In the material below, the lines containing the word "coefficient" are required; copy each of them.

# Start of Records for this exercise

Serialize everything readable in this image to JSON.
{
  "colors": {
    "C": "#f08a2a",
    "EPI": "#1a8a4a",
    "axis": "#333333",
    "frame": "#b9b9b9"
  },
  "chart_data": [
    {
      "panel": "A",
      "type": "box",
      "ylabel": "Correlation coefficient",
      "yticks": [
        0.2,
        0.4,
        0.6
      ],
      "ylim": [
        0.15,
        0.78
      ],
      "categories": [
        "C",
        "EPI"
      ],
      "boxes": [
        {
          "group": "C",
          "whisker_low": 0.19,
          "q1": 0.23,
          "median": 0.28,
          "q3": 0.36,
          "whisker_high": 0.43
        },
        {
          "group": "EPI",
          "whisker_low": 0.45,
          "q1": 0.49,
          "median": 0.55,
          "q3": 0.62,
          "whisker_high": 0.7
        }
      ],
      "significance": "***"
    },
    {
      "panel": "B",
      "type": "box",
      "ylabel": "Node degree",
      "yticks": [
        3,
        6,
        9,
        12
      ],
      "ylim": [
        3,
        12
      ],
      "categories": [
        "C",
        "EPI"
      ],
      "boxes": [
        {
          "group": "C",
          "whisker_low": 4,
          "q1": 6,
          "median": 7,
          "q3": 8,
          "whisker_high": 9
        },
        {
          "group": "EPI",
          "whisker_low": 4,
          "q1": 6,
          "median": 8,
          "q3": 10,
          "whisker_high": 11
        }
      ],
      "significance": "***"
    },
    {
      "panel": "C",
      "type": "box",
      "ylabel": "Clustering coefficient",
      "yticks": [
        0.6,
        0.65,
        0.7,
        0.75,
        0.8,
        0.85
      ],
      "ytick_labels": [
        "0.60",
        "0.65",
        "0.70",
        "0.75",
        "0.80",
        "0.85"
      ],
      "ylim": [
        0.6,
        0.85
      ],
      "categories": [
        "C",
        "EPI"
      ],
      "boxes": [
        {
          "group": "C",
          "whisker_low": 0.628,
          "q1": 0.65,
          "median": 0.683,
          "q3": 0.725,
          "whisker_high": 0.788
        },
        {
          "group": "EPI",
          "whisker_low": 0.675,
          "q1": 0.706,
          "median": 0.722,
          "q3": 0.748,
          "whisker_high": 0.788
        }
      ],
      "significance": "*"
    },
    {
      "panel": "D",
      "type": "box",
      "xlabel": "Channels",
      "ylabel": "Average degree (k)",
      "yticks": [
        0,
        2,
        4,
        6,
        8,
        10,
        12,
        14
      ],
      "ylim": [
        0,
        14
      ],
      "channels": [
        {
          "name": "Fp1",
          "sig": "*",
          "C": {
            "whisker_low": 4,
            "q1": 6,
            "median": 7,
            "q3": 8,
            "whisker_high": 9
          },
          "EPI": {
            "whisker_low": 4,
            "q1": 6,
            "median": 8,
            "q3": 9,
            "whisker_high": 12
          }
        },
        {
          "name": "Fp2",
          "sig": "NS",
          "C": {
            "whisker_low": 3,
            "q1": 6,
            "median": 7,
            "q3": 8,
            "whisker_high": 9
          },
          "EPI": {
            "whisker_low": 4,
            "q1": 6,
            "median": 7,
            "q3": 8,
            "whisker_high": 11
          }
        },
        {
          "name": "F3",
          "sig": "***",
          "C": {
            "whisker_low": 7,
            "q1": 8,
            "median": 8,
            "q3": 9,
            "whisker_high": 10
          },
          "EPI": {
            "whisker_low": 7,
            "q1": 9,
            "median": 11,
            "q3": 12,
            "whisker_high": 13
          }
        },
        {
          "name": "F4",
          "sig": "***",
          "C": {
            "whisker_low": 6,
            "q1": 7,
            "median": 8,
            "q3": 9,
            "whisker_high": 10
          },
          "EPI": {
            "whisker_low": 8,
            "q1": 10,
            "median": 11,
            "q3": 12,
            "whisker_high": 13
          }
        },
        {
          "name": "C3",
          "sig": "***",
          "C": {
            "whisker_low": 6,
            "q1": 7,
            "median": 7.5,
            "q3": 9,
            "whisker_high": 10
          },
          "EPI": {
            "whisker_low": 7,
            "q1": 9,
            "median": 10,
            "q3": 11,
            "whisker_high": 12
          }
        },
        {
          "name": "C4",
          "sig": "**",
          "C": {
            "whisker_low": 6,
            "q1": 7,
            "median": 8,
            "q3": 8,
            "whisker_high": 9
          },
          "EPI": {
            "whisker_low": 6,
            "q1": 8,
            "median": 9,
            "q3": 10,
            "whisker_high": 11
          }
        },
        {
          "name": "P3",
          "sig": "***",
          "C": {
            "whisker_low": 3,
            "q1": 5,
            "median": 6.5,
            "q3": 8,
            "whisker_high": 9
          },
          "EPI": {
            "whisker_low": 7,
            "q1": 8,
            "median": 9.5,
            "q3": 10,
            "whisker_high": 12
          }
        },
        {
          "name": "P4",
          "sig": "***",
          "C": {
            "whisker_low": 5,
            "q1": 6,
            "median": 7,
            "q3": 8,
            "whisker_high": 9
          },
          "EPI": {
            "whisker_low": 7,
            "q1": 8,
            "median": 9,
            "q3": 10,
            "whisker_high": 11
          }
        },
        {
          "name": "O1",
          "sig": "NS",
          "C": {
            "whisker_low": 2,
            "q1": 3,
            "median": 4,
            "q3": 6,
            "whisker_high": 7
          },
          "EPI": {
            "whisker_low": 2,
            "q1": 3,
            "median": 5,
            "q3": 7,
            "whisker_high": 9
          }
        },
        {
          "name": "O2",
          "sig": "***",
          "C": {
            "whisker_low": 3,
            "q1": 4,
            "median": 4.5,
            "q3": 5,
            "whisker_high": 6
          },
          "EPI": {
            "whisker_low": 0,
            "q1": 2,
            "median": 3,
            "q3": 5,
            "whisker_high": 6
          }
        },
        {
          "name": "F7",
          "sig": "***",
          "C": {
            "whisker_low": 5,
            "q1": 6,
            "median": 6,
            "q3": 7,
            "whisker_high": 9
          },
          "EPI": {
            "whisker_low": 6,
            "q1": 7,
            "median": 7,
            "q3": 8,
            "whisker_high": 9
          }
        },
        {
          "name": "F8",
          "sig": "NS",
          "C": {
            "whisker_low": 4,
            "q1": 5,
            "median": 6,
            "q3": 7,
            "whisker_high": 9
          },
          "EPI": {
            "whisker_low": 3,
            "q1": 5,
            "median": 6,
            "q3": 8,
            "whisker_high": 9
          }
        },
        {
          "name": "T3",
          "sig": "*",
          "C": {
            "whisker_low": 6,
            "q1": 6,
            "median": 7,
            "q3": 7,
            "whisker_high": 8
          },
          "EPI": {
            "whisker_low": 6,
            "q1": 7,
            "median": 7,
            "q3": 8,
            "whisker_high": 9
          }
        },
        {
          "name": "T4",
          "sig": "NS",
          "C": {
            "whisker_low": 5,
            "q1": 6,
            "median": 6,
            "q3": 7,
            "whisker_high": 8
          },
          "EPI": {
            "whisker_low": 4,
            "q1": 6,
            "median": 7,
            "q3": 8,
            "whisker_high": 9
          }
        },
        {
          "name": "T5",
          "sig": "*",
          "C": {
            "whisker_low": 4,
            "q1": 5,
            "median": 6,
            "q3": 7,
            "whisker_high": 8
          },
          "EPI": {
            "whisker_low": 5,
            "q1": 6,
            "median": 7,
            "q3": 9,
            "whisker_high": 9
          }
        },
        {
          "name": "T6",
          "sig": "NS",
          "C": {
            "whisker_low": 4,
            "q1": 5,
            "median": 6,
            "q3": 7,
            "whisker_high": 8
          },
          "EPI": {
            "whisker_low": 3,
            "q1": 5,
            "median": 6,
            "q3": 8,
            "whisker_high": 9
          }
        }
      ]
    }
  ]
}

# End of Records for this exercise
# Start of Records for this exercise

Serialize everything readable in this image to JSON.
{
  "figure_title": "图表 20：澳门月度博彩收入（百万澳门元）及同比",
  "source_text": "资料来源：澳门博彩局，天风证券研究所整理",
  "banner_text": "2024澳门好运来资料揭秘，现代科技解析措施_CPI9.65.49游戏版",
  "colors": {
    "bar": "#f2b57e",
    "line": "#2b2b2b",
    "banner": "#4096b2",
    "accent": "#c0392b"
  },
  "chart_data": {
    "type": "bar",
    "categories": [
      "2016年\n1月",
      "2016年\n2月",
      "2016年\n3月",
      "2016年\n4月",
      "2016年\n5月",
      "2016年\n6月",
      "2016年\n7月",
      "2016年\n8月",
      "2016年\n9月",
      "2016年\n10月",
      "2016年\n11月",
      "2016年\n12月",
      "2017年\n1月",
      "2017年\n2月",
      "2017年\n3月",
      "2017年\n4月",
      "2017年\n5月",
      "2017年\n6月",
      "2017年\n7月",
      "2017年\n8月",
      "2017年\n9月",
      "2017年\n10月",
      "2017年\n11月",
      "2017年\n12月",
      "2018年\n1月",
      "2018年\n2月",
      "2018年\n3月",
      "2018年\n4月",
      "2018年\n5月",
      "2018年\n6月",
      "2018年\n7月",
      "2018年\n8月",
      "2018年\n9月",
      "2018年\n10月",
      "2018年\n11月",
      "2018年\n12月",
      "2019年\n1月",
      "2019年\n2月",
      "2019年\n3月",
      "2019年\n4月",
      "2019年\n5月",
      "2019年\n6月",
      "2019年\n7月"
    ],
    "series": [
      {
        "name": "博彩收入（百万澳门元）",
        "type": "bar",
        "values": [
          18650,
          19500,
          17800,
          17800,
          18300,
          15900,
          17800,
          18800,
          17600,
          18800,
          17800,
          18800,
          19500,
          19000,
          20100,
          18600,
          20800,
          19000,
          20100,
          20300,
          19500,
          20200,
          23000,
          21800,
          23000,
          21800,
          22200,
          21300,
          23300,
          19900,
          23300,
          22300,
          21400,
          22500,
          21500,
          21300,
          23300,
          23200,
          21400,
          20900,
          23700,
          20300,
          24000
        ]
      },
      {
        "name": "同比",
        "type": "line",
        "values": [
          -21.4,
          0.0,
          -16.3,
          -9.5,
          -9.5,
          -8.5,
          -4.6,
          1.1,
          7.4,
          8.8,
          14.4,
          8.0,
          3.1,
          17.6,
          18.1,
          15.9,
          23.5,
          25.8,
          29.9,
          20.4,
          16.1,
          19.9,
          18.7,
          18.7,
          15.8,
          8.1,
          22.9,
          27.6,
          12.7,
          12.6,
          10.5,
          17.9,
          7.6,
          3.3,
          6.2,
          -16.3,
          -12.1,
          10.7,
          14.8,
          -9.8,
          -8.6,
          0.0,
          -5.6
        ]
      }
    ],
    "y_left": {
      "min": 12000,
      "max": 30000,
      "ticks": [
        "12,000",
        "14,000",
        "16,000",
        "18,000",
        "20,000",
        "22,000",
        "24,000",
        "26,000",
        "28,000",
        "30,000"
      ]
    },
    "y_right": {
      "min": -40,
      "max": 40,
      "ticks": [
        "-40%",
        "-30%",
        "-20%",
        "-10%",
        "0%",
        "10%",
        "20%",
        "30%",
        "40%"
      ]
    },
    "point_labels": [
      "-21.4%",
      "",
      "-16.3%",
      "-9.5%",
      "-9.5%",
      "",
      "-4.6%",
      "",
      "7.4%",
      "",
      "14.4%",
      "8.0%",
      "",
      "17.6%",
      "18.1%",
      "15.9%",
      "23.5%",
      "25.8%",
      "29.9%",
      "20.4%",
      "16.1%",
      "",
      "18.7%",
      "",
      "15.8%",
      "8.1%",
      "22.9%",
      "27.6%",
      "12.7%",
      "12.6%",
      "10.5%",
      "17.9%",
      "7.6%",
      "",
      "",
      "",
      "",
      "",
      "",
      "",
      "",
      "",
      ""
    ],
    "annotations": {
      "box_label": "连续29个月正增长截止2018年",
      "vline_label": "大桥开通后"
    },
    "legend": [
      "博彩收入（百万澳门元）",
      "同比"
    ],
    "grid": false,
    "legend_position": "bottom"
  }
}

# End of Records for this exercise

Response to this exercise
      "ylabel": "Correlation coefficient",
      "ylabel": "Clustering coefficient",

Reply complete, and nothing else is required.